Structured figure records:
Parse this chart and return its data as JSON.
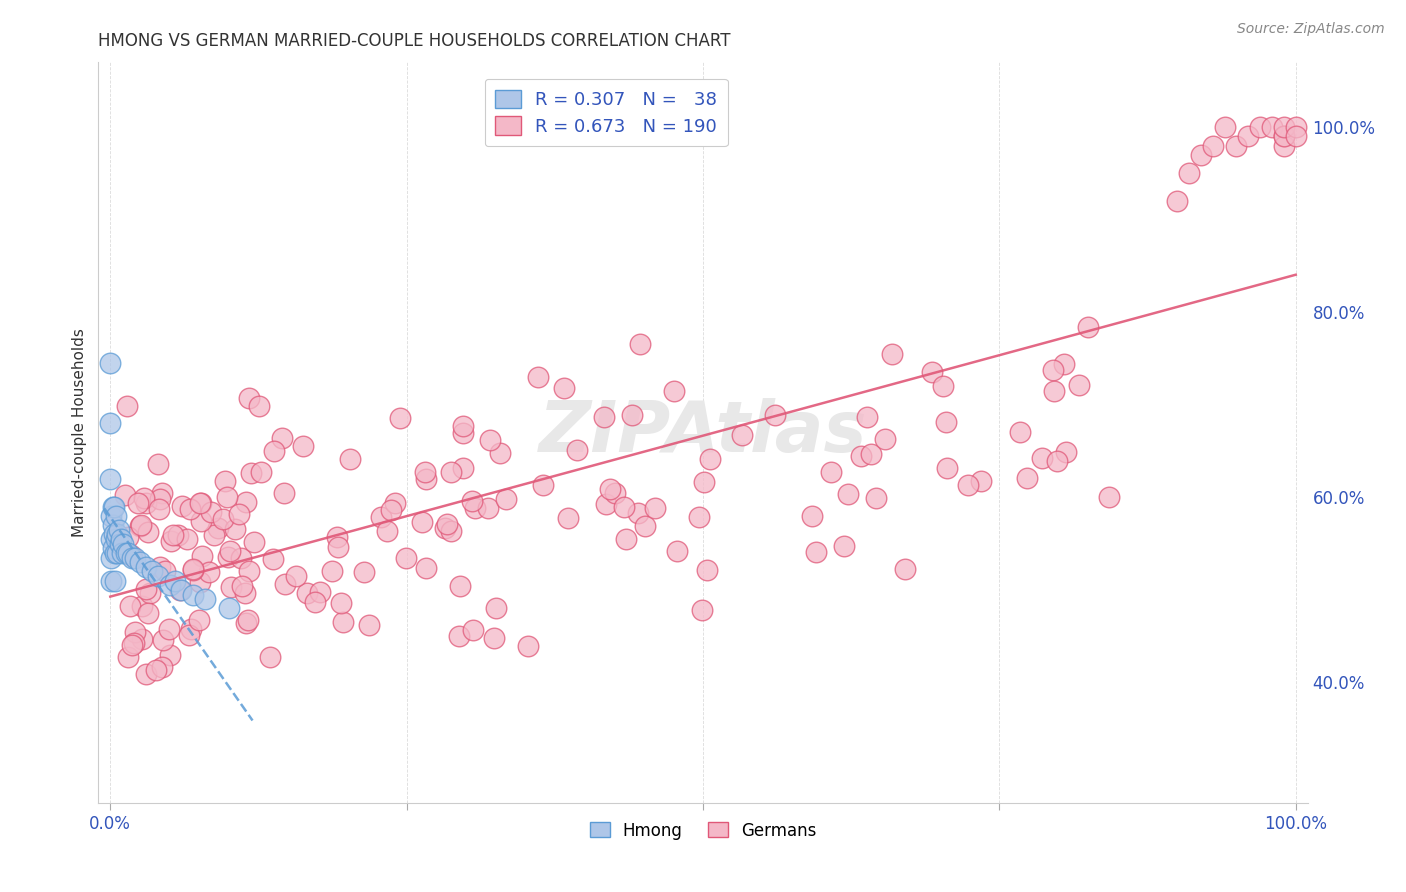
{
  "title": "HMONG VS GERMAN MARRIED-COUPLE HOUSEHOLDS CORRELATION CHART",
  "source": "Source: ZipAtlas.com",
  "ylabel": "Married-couple Households",
  "hmong_color": "#aec6e8",
  "hmong_edge_color": "#5b9bd5",
  "german_color": "#f4b8c8",
  "german_edge_color": "#e05878",
  "watermark": "ZIPAtlas",
  "legend_r1": "R = 0.307",
  "legend_n1": "N =  38",
  "legend_r2": "R = 0.673",
  "legend_n2": "N = 190",
  "text_blue": "#3355bb",
  "text_dark": "#333333",
  "grid_color": "#cccccc",
  "source_color": "#888888"
}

> PROBLEM TO SOLVE: Excluding the pictures, reproduce every entry exactly as given.

> RESULT:
Parse this chart and return its data as JSON.
{
  "title": "HMONG VS GERMAN MARRIED-COUPLE HOUSEHOLDS CORRELATION CHART",
  "source": "Source: ZipAtlas.com",
  "ylabel": "Married-couple Households",
  "hmong_color": "#aec6e8",
  "hmong_edge_color": "#5b9bd5",
  "german_color": "#f4b8c8",
  "german_edge_color": "#e05878",
  "watermark": "ZIPAtlas",
  "legend_r1": "R = 0.307",
  "legend_n1": "N =  38",
  "legend_r2": "R = 0.673",
  "legend_n2": "N = 190",
  "text_blue": "#3355bb",
  "text_dark": "#333333",
  "grid_color": "#cccccc",
  "source_color": "#888888"
}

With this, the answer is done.